• **REQUIREMENTS**
Every line below that holds the string "thumb" should be copied out.

• **DATA FOR THIS TASK**

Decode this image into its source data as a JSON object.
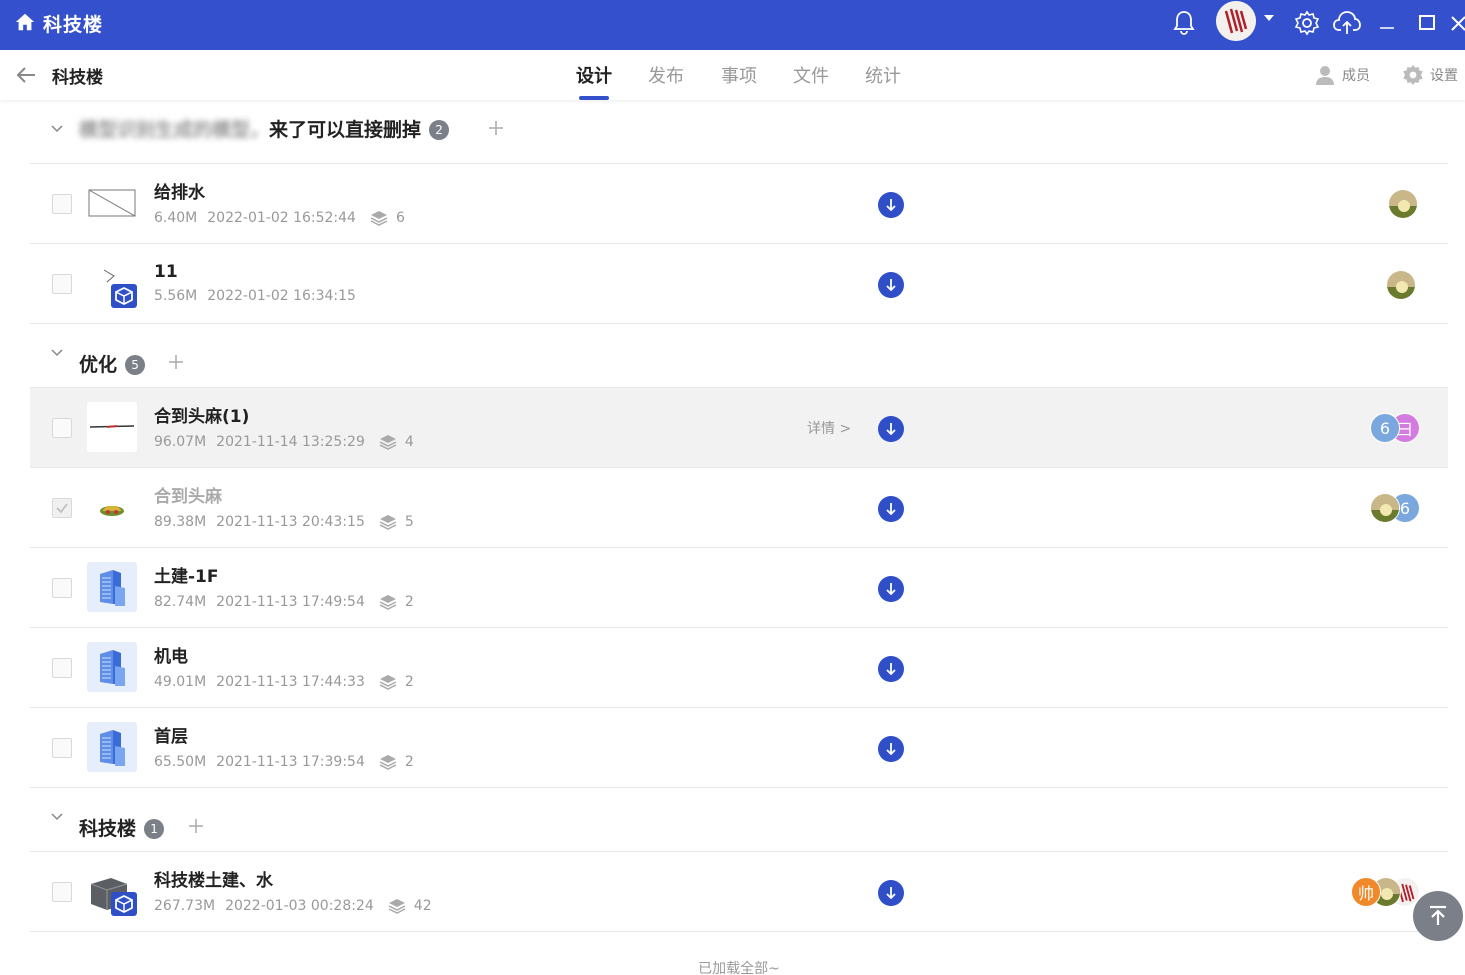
{
  "app": {
    "title": "科技楼"
  },
  "header": {
    "project_name": "科技楼",
    "tabs": [
      {
        "label": "设计",
        "active": true
      },
      {
        "label": "发布",
        "active": false
      },
      {
        "label": "事项",
        "active": false
      },
      {
        "label": "文件",
        "active": false
      },
      {
        "label": "统计",
        "active": false
      }
    ],
    "members_label": "成员",
    "settings_label": "设置"
  },
  "groups": [
    {
      "title_hidden": "模型识别生成的模型，",
      "title_tail": "来了可以直接删掉",
      "count": "2",
      "files": [
        {
          "name": "给排水",
          "size": "6.40M",
          "date": "2022-01-02 16:52:44",
          "layers": "6",
          "thumb": "sketch",
          "members": [
            "landscape"
          ]
        },
        {
          "name": "11",
          "size": "5.56M",
          "date": "2022-01-02 16:34:15",
          "layers": "",
          "thumb": "sketch-badge",
          "members": [
            "landscape"
          ]
        }
      ]
    },
    {
      "title": "优化",
      "count": "5",
      "files": [
        {
          "name": "合到头麻(1)",
          "size": "96.07M",
          "date": "2021-11-14 13:25:29",
          "layers": "4",
          "thumb": "line",
          "details": "详情 >",
          "members": [
            "6",
            "彐"
          ]
        },
        {
          "name": "合到头麻",
          "size": "89.38M",
          "date": "2021-11-13 20:43:15",
          "layers": "5",
          "thumb": "model",
          "checked": true,
          "members": [
            "landscape",
            "6"
          ]
        },
        {
          "name": "土建-1F",
          "size": "82.74M",
          "date": "2021-11-13 17:49:54",
          "layers": "2",
          "thumb": "building"
        },
        {
          "name": "机电",
          "size": "49.01M",
          "date": "2021-11-13 17:44:33",
          "layers": "2",
          "thumb": "building"
        },
        {
          "name": "首层",
          "size": "65.50M",
          "date": "2021-11-13 17:39:54",
          "layers": "2",
          "thumb": "building"
        }
      ]
    },
    {
      "title": "科技楼",
      "count": "1",
      "files": [
        {
          "name": "科技楼土建、水",
          "size": "267.73M",
          "date": "2022-01-03 00:28:24",
          "layers": "42",
          "thumb": "dark-model",
          "members": [
            "帅",
            "landscape",
            "logo"
          ]
        }
      ]
    }
  ],
  "footer": {
    "loaded_all": "已加载全部~"
  },
  "colors": {
    "brand": "#3450cc",
    "download": "#2f4fc9",
    "badge": "#7a7f88"
  }
}
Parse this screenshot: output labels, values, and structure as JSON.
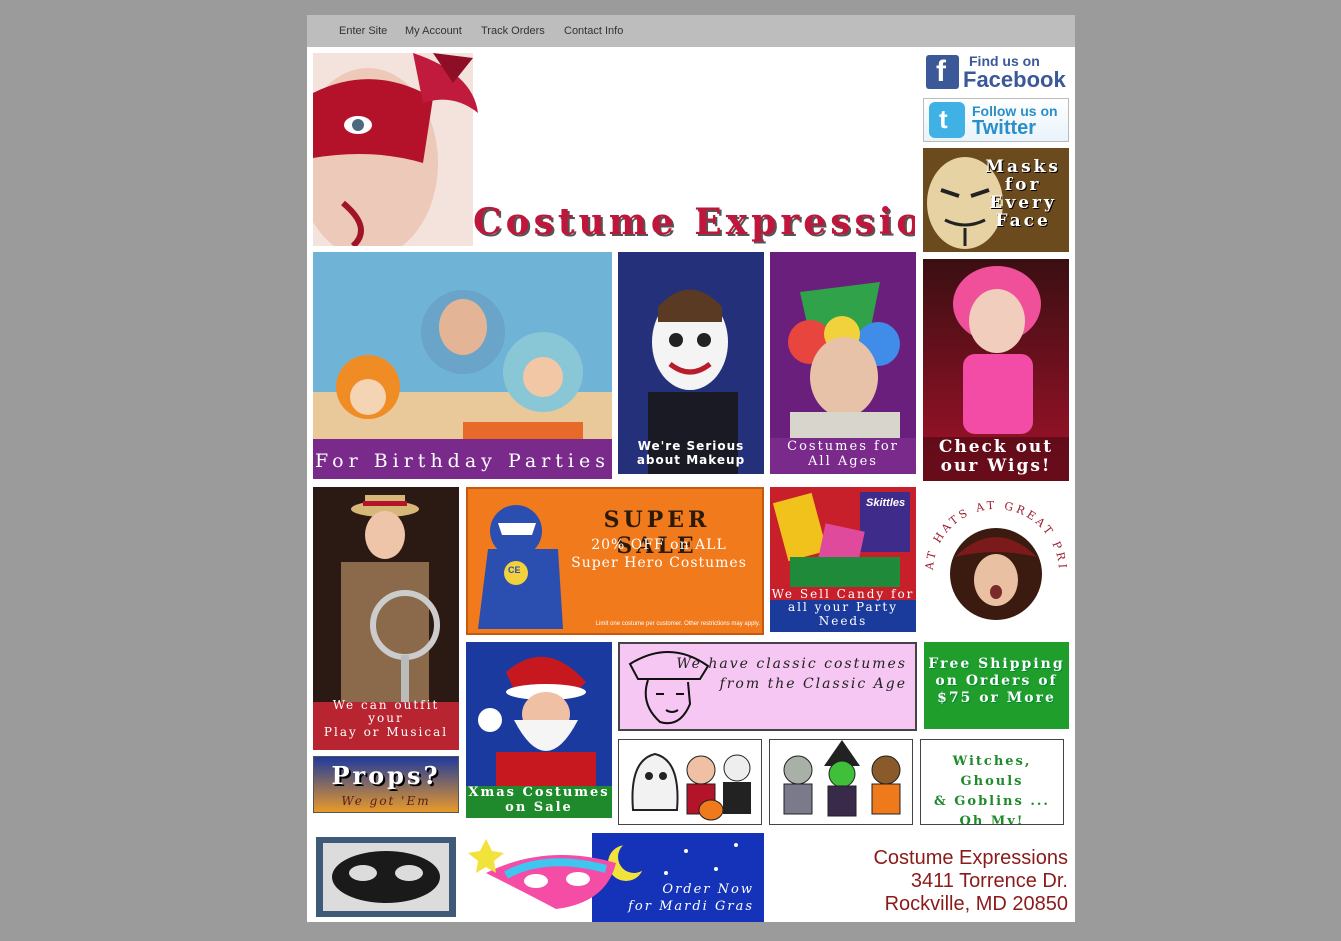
{
  "nav": {
    "items": [
      "Enter Site",
      "My Account",
      "Track Orders",
      "Contact Info"
    ]
  },
  "header": {
    "title": "Costume Expressions"
  },
  "social": {
    "facebook_top": "Find us on",
    "facebook_bottom": "Facebook",
    "twitter_top": "Follow us on",
    "twitter_bottom": "Twitter"
  },
  "promos": {
    "masks": [
      "Masks",
      "for",
      "Every",
      "Face"
    ],
    "birthday": "For Birthday Parties",
    "makeup": [
      "We're Serious",
      "about Makeup"
    ],
    "ages": [
      "Costumes for",
      "All Ages"
    ],
    "wigs": [
      "Check out",
      "our Wigs!"
    ],
    "play": [
      "We can outfit your",
      "Play or Musical"
    ],
    "supersale_title": "SUPER SALE",
    "supersale_line1": "20% OFF on ALL",
    "supersale_line2": "Super Hero Costumes",
    "supersale_fine": "Limit one costume per customer. Other restrictions may apply.",
    "supersale_logo": "CE",
    "candy": [
      "We Sell Candy for",
      "all your Party Needs"
    ],
    "candy_brand": "Skittles",
    "hats": "GREAT HATS AT GREAT PRICES",
    "props_title": "Props?",
    "props_sub": "We got 'Em",
    "xmas": [
      "Xmas Costumes",
      "on Sale"
    ],
    "classic": [
      "We have classic costumes",
      "from the Classic Age"
    ],
    "shipping": [
      "Free Shipping",
      "on Orders of",
      "$75 or More"
    ],
    "witches": [
      "Witches, Ghouls",
      "& Goblins ...",
      "Oh My!"
    ],
    "mardigras": [
      "Order Now",
      "for Mardi Gras"
    ]
  },
  "address": {
    "name": "Costume Expressions",
    "street": "3411 Torrence Dr.",
    "city": "Rockville, MD 20850"
  },
  "colors": {
    "background": "#9b9b9b",
    "nav": "#bdbdbd",
    "address_text": "#8b1a1a",
    "purple_caption": "#7a2a8a",
    "shipping_green": "#1f9e2b"
  }
}
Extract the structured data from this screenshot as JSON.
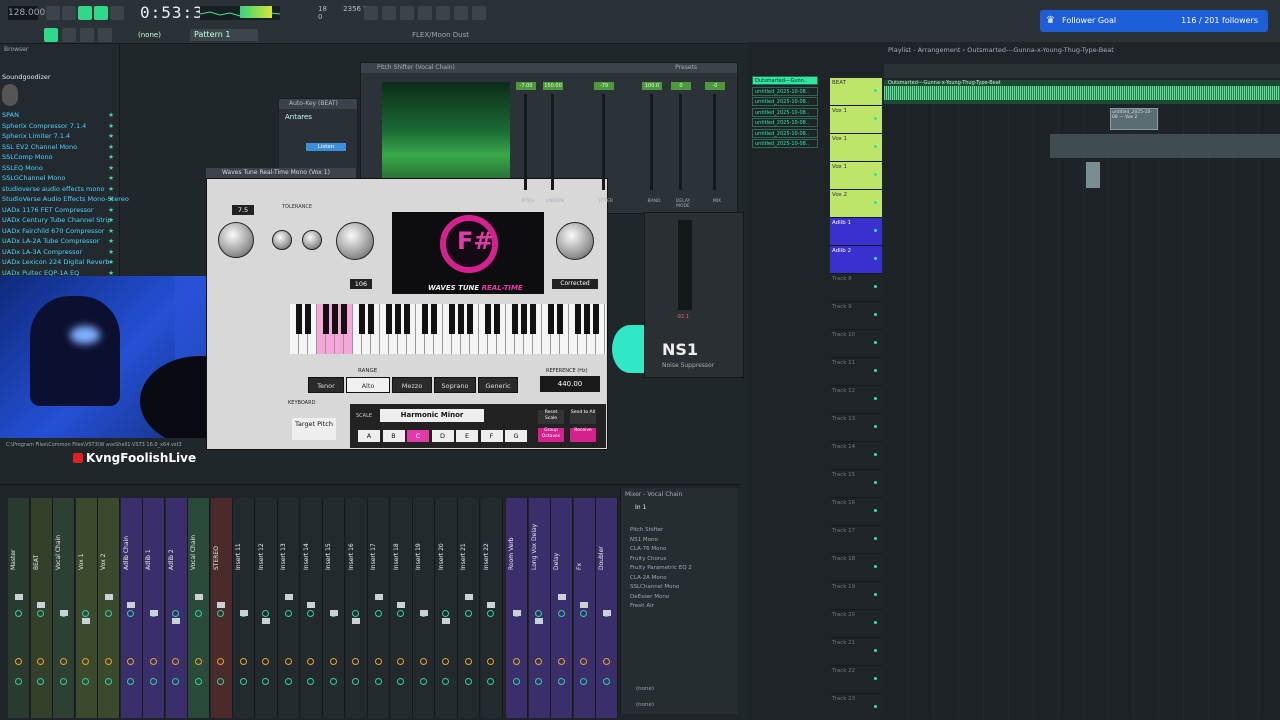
{
  "toolbar": {
    "tempo": "128.000",
    "time": "0:53:31",
    "pattern": "Pattern 1",
    "cpu": "18",
    "ram": "2356 MB",
    "voices": "0",
    "mode": "(none)",
    "project": "FLEX/Moon Dust"
  },
  "follower": {
    "label": "Follower Goal",
    "count": "116 / 201 followers"
  },
  "browser": {
    "title": "Browser",
    "current": "Soundgoodizer",
    "items": [
      "SPAN",
      "Spherix Compressor 7.1.4",
      "Spherix Limiter 7.1.4",
      "SSL EV2 Channel Mono",
      "SSLComp Mono",
      "SSLEQ Mono",
      "SSLGChannel Mono",
      "studioverse audio effects mono",
      "StudioVerse Audio Effects Mono-Stereo",
      "UADx 1176 FET Compressor",
      "UADx Century Tube Channel Strip",
      "UADx Fairchild 670 Compressor",
      "UADx LA-2A Tube Compressor",
      "UADx LA-3A Compressor",
      "UADx Lexicon 224 Digital Reverb",
      "UADx Pultec EQP-1A EQ"
    ]
  },
  "stream": {
    "streamer": "KvngFoolishLive",
    "path": "C:\\Program Files\\Common Files\\VST3\\W aveShell1-VST3 16.0_x64.vst3"
  },
  "autokey": {
    "title": "Auto-Key (BEAT)",
    "brand": "Antares",
    "listen": "Listen"
  },
  "pitch_shifter": {
    "title": "Pitch Shifter (Vocal Chain)",
    "presets": "Presets",
    "readouts": [
      "-7.00",
      "150.00",
      "-79",
      "100.0",
      "0",
      "-0"
    ],
    "labels": [
      "PITCH",
      "UNISON",
      "JITTER",
      "BAND",
      "DELAY MODE",
      "MIX"
    ]
  },
  "waves_tune": {
    "title": "Waves Tune Real-Time Mono (Vox 1)",
    "note": "F#",
    "logo_a": "WAVES TUNE",
    "logo_b": "REAL-TIME",
    "speed": "7.5",
    "tolerance_label": "TOLERANCE",
    "note_value": "106",
    "formant": "Corrected",
    "range_label": "RANGE",
    "range": [
      "Tenor",
      "Alto",
      "Mezzo Soprano",
      "Soprano",
      "Generic"
    ],
    "range_selected": "Alto",
    "reference_label": "REFERENCE (Hz)",
    "reference": "440.00",
    "scale_label": "SCALE",
    "scale": "Harmonic Minor",
    "notes": [
      "A",
      "B",
      "C",
      "D",
      "E",
      "F",
      "G"
    ],
    "note_selected": "C",
    "target": "Target Pitch",
    "reset": "Reset Scale",
    "send_all": "Send to All",
    "group": "Group Octaves",
    "receive": "Receive",
    "keyboard_label": "KEYBOARD"
  },
  "ns1": {
    "name": "NS1",
    "sub": "Noise Suppressor",
    "db": "-92.1"
  },
  "mixer": {
    "title": "Mixer - Vocal Chain",
    "strips": [
      "Master",
      "BEAT",
      "Vocal Chain",
      "Vox 1",
      "Vox 2",
      "Adlib Chain",
      "Adlib 1",
      "Adlib 2",
      "Vocal Chain",
      "STEREO",
      "Insert 11",
      "Insert 12",
      "Insert 13",
      "Insert 14",
      "Insert 15",
      "Insert 16",
      "Insert 17",
      "Insert 18",
      "Insert 19",
      "Insert 20",
      "Insert 21",
      "Insert 22",
      "Room Verb",
      "Long Vox Delay",
      "Delay",
      "Fx",
      "Doubler"
    ],
    "panel": {
      "input": "In 1",
      "slots": [
        "Pitch Shifter",
        "NS1 Mono",
        "CLA-76 Mono",
        "Fruity Chorus",
        "Fruity Parametric EQ 2",
        "CLA-2A Mono",
        "SSLChannel Mono",
        "DeEsser Mono",
        "Fresh Air"
      ],
      "out_a": "(none)",
      "out_b": "(none)"
    }
  },
  "playlist": {
    "title": "Playlist - Arrangement",
    "song": "Outsmarted---Gunna-x-Young-Thug-Type-Beat",
    "patterns": [
      "Outsmarted---Gunn..",
      "untitled_2025-10-08..",
      "untitled_2025-10-08..",
      "untitled_2025-10-08..",
      "untitled_2025-10-08..",
      "untitled_2025-10-08..",
      "untitled_2025-10-08.."
    ],
    "tracks": [
      "BEAT",
      "Vox 1",
      "Vox 1",
      "Vox 1",
      "Vox 2",
      "Adlib 1",
      "Adlib 2",
      "Track 8",
      "Track 9",
      "Track 10",
      "Track 11",
      "Track 12",
      "Track 13",
      "Track 14",
      "Track 15",
      "Track 16",
      "Track 17",
      "Track 18",
      "Track 19",
      "Track 20",
      "Track 21",
      "Track 22",
      "Track 23"
    ],
    "beat_clip": "Outsmarted---Gunna-x-Young-Thug-Type-Beat",
    "vox_clip": "untitled_2025-10-08 — Vox 2"
  }
}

• **WRITTEN SOLUTION**
          "thumb": "sketch",
          "thumb": "sketch-badge",
          "thumb": "line",
          "thumb": "model",
          "thumb": "building"
          "thumb": "building"
          "thumb": "building"
          "thumb": "dark-model",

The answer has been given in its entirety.